((

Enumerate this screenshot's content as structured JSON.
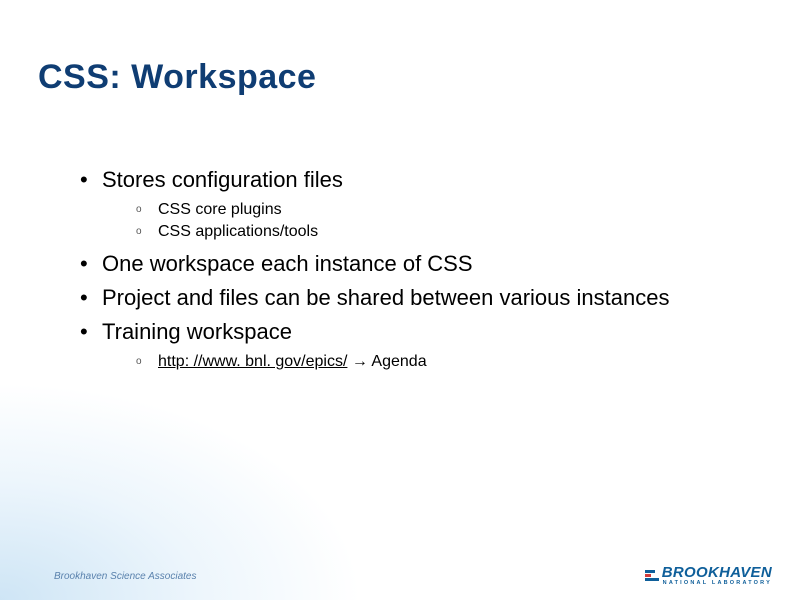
{
  "title": "CSS: Workspace",
  "bullets": {
    "b0": {
      "text": "Stores configuration files"
    },
    "b0s": {
      "s0": "CSS core plugins",
      "s1": "CSS applications/tools"
    },
    "b1": {
      "text": "One workspace each instance of CSS"
    },
    "b2": {
      "text": "Project and files can be shared between various instances"
    },
    "b3": {
      "text": "Training workspace"
    },
    "b3s": {
      "link": "http: //www. bnl. gov/epics/",
      "tail": " → Agenda"
    }
  },
  "footer": {
    "left": "Brookhaven Science Associates",
    "logo_name": "BROOKHAVEN",
    "logo_sub": "NATIONAL LABORATORY"
  }
}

))

» AIM OF THE TASK
All lines above containing the string "files" are to be collected.

» SOLUTION TO THE EXERCISE
      "text": "Stores configuration files"
      "text": "Project and files can be shared between various instances"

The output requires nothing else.